---------- Information supplied

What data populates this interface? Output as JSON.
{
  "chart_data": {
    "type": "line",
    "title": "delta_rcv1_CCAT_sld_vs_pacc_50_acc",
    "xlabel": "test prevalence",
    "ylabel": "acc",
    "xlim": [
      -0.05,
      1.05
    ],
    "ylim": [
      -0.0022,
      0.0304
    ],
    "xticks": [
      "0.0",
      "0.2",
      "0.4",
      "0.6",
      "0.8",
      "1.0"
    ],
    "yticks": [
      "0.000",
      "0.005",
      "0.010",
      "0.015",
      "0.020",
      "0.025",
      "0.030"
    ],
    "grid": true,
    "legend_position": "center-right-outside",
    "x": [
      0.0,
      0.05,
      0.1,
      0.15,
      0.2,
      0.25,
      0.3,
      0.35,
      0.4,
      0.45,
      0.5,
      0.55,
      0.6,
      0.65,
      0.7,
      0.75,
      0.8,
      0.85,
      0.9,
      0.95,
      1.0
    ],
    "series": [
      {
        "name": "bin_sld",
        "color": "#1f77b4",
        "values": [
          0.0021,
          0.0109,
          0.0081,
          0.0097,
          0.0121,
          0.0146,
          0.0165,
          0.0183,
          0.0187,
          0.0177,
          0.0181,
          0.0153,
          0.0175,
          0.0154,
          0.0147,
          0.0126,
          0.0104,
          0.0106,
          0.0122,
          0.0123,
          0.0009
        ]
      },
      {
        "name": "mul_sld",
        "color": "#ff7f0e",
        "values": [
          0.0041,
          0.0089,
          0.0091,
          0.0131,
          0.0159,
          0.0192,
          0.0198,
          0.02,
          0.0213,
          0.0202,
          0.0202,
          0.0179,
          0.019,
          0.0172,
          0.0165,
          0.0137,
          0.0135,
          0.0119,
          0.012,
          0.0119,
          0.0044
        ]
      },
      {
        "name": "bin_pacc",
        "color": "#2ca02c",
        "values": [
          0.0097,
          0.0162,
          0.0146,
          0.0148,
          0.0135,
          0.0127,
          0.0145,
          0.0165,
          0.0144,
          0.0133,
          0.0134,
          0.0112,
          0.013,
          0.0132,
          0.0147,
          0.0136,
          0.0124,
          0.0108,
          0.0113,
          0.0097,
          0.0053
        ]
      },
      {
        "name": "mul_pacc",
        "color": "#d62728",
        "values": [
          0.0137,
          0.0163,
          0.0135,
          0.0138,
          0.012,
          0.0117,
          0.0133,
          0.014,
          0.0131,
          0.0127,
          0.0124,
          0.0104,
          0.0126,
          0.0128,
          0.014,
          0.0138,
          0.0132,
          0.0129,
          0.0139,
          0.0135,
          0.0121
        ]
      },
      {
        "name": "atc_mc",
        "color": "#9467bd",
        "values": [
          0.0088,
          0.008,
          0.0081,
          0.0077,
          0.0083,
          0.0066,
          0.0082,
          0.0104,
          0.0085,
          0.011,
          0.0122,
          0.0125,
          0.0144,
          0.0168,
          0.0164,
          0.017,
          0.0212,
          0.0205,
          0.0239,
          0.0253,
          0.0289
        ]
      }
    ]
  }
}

--------------------

▸ Work to do
Copy out all the entries shown above, character for character.

▸ Exercise answer
What data populates this interface? Output as JSON.
{
  "chart_data": {
    "type": "line",
    "title": "delta_rcv1_CCAT_sld_vs_pacc_50_acc",
    "xlabel": "test prevalence",
    "ylabel": "acc",
    "xlim": [
      -0.05,
      1.05
    ],
    "ylim": [
      -0.0022,
      0.0304
    ],
    "xticks": [
      "0.0",
      "0.2",
      "0.4",
      "0.6",
      "0.8",
      "1.0"
    ],
    "yticks": [
      "0.000",
      "0.005",
      "0.010",
      "0.015",
      "0.020",
      "0.025",
      "0.030"
    ],
    "grid": true,
    "legend_position": "center-right-outside",
    "x": [
      0.0,
      0.05,
      0.1,
      0.15,
      0.2,
      0.25,
      0.3,
      0.35,
      0.4,
      0.45,
      0.5,
      0.55,
      0.6,
      0.65,
      0.7,
      0.75,
      0.8,
      0.85,
      0.9,
      0.95,
      1.0
    ],
    "series": [
      {
        "name": "bin_sld",
        "color": "#1f77b4",
        "values": [
          0.0021,
          0.0109,
          0.0081,
          0.0097,
          0.0121,
          0.0146,
          0.0165,
          0.0183,
          0.0187,
          0.0177,
          0.0181,
          0.0153,
          0.0175,
          0.0154,
          0.0147,
          0.0126,
          0.0104,
          0.0106,
          0.0122,
          0.0123,
          0.0009
        ]
      },
      {
        "name": "mul_sld",
        "color": "#ff7f0e",
        "values": [
          0.0041,
          0.0089,
          0.0091,
          0.0131,
          0.0159,
          0.0192,
          0.0198,
          0.02,
          0.0213,
          0.0202,
          0.0202,
          0.0179,
          0.019,
          0.0172,
          0.0165,
          0.0137,
          0.0135,
          0.0119,
          0.012,
          0.0119,
          0.0044
        ]
      },
      {
        "name": "bin_pacc",
        "color": "#2ca02c",
        "values": [
          0.0097,
          0.0162,
          0.0146,
          0.0148,
          0.0135,
          0.0127,
          0.0145,
          0.0165,
          0.0144,
          0.0133,
          0.0134,
          0.0112,
          0.013,
          0.0132,
          0.0147,
          0.0136,
          0.0124,
          0.0108,
          0.0113,
          0.0097,
          0.0053
        ]
      },
      {
        "name": "mul_pacc",
        "color": "#d62728",
        "values": [
          0.0137,
          0.0163,
          0.0135,
          0.0138,
          0.012,
          0.0117,
          0.0133,
          0.014,
          0.0131,
          0.0127,
          0.0124,
          0.0104,
          0.0126,
          0.0128,
          0.014,
          0.0138,
          0.0132,
          0.0129,
          0.0139,
          0.0135,
          0.0121
        ]
      },
      {
        "name": "atc_mc",
        "color": "#9467bd",
        "values": [
          0.0088,
          0.008,
          0.0081,
          0.0077,
          0.0083,
          0.0066,
          0.0082,
          0.0104,
          0.0085,
          0.011,
          0.0122,
          0.0125,
          0.0144,
          0.0168,
          0.0164,
          0.017,
          0.0212,
          0.0205,
          0.0239,
          0.0253,
          0.0289
        ]
      }
    ]
  }
}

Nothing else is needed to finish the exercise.